SET TASK. Write out the full listing exactly as given, minus the images.
— BEGIN ITEMS —
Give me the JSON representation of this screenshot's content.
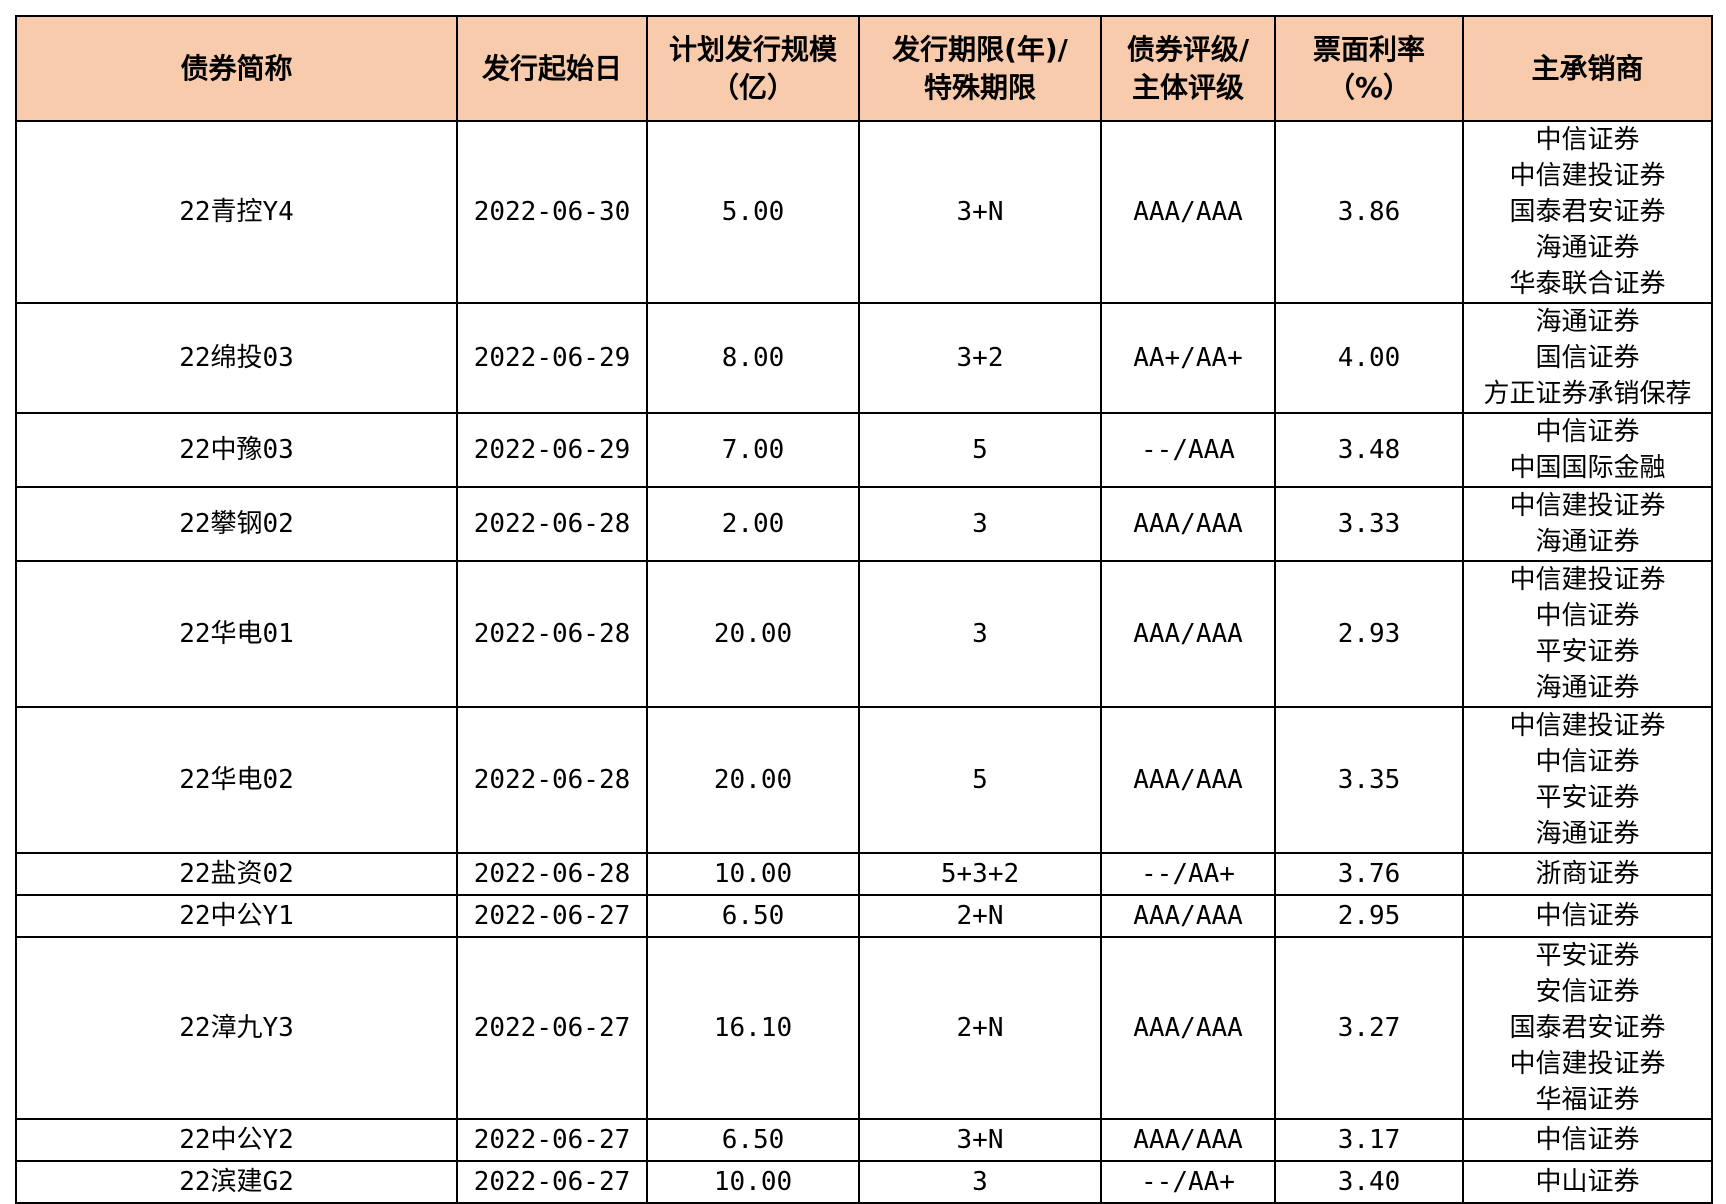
{
  "table": {
    "headers": [
      "债券简称",
      "发行起始日",
      "计划发行规模\n（亿）",
      "发行期限(年)/\n特殊期限",
      "债券评级/\n主体评级",
      "票面利率\n（%）",
      "主承销商"
    ],
    "rows": [
      {
        "name": "22青控Y4",
        "date": "2022-06-30",
        "scale": "5.00",
        "term": "3+N",
        "rating": "AAA/AAA",
        "rate": "3.86",
        "underwriters": [
          "中信证券",
          "中信建投证券",
          "国泰君安证券",
          "海通证券",
          "华泰联合证券"
        ]
      },
      {
        "name": "22绵投03",
        "date": "2022-06-29",
        "scale": "8.00",
        "term": "3+2",
        "rating": "AA+/AA+",
        "rate": "4.00",
        "underwriters": [
          "海通证券",
          "国信证券",
          "方正证券承销保荐"
        ]
      },
      {
        "name": "22中豫03",
        "date": "2022-06-29",
        "scale": "7.00",
        "term": "5",
        "rating": "--/AAA",
        "rate": "3.48",
        "underwriters": [
          "中信证券",
          "中国国际金融"
        ]
      },
      {
        "name": "22攀钢02",
        "date": "2022-06-28",
        "scale": "2.00",
        "term": "3",
        "rating": "AAA/AAA",
        "rate": "3.33",
        "underwriters": [
          "中信建投证券",
          "海通证券"
        ]
      },
      {
        "name": "22华电01",
        "date": "2022-06-28",
        "scale": "20.00",
        "term": "3",
        "rating": "AAA/AAA",
        "rate": "2.93",
        "underwriters": [
          "中信建投证券",
          "中信证券",
          "平安证券",
          "海通证券"
        ]
      },
      {
        "name": "22华电02",
        "date": "2022-06-28",
        "scale": "20.00",
        "term": "5",
        "rating": "AAA/AAA",
        "rate": "3.35",
        "underwriters": [
          "中信建投证券",
          "中信证券",
          "平安证券",
          "海通证券"
        ]
      },
      {
        "name": "22盐资02",
        "date": "2022-06-28",
        "scale": "10.00",
        "term": "5+3+2",
        "rating": "--/AA+",
        "rate": "3.76",
        "underwriters": [
          "浙商证券"
        ]
      },
      {
        "name": "22中公Y1",
        "date": "2022-06-27",
        "scale": "6.50",
        "term": "2+N",
        "rating": "AAA/AAA",
        "rate": "2.95",
        "underwriters": [
          "中信证券"
        ]
      },
      {
        "name": "22漳九Y3",
        "date": "2022-06-27",
        "scale": "16.10",
        "term": "2+N",
        "rating": "AAA/AAA",
        "rate": "3.27",
        "underwriters": [
          "平安证券",
          "安信证券",
          "国泰君安证券",
          "中信建投证券",
          "华福证券"
        ]
      },
      {
        "name": "22中公Y2",
        "date": "2022-06-27",
        "scale": "6.50",
        "term": "3+N",
        "rating": "AAA/AAA",
        "rate": "3.17",
        "underwriters": [
          "中信证券"
        ]
      },
      {
        "name": "22滨建G2",
        "date": "2022-06-27",
        "scale": "10.00",
        "term": "3",
        "rating": "--/AA+",
        "rate": "3.40",
        "underwriters": [
          "中山证券"
        ]
      }
    ]
  },
  "colors": {
    "header_background": "#f8cbad",
    "border": "#000000",
    "text": "#000000"
  }
}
— END ITEMS —
RESPONSE.
Give me the JSON representation of this screenshot's content.
{
  "table": {
    "headers": [
      "债券简称",
      "发行起始日",
      "计划发行规模\n（亿）",
      "发行期限(年)/\n特殊期限",
      "债券评级/\n主体评级",
      "票面利率\n（%）",
      "主承销商"
    ],
    "rows": [
      {
        "name": "22青控Y4",
        "date": "2022-06-30",
        "scale": "5.00",
        "term": "3+N",
        "rating": "AAA/AAA",
        "rate": "3.86",
        "underwriters": [
          "中信证券",
          "中信建投证券",
          "国泰君安证券",
          "海通证券",
          "华泰联合证券"
        ]
      },
      {
        "name": "22绵投03",
        "date": "2022-06-29",
        "scale": "8.00",
        "term": "3+2",
        "rating": "AA+/AA+",
        "rate": "4.00",
        "underwriters": [
          "海通证券",
          "国信证券",
          "方正证券承销保荐"
        ]
      },
      {
        "name": "22中豫03",
        "date": "2022-06-29",
        "scale": "7.00",
        "term": "5",
        "rating": "--/AAA",
        "rate": "3.48",
        "underwriters": [
          "中信证券",
          "中国国际金融"
        ]
      },
      {
        "name": "22攀钢02",
        "date": "2022-06-28",
        "scale": "2.00",
        "term": "3",
        "rating": "AAA/AAA",
        "rate": "3.33",
        "underwriters": [
          "中信建投证券",
          "海通证券"
        ]
      },
      {
        "name": "22华电01",
        "date": "2022-06-28",
        "scale": "20.00",
        "term": "3",
        "rating": "AAA/AAA",
        "rate": "2.93",
        "underwriters": [
          "中信建投证券",
          "中信证券",
          "平安证券",
          "海通证券"
        ]
      },
      {
        "name": "22华电02",
        "date": "2022-06-28",
        "scale": "20.00",
        "term": "5",
        "rating": "AAA/AAA",
        "rate": "3.35",
        "underwriters": [
          "中信建投证券",
          "中信证券",
          "平安证券",
          "海通证券"
        ]
      },
      {
        "name": "22盐资02",
        "date": "2022-06-28",
        "scale": "10.00",
        "term": "5+3+2",
        "rating": "--/AA+",
        "rate": "3.76",
        "underwriters": [
          "浙商证券"
        ]
      },
      {
        "name": "22中公Y1",
        "date": "2022-06-27",
        "scale": "6.50",
        "term": "2+N",
        "rating": "AAA/AAA",
        "rate": "2.95",
        "underwriters": [
          "中信证券"
        ]
      },
      {
        "name": "22漳九Y3",
        "date": "2022-06-27",
        "scale": "16.10",
        "term": "2+N",
        "rating": "AAA/AAA",
        "rate": "3.27",
        "underwriters": [
          "平安证券",
          "安信证券",
          "国泰君安证券",
          "中信建投证券",
          "华福证券"
        ]
      },
      {
        "name": "22中公Y2",
        "date": "2022-06-27",
        "scale": "6.50",
        "term": "3+N",
        "rating": "AAA/AAA",
        "rate": "3.17",
        "underwriters": [
          "中信证券"
        ]
      },
      {
        "name": "22滨建G2",
        "date": "2022-06-27",
        "scale": "10.00",
        "term": "3",
        "rating": "--/AA+",
        "rate": "3.40",
        "underwriters": [
          "中山证券"
        ]
      }
    ]
  },
  "colors": {
    "header_background": "#f8cbad",
    "border": "#000000",
    "text": "#000000"
  }
}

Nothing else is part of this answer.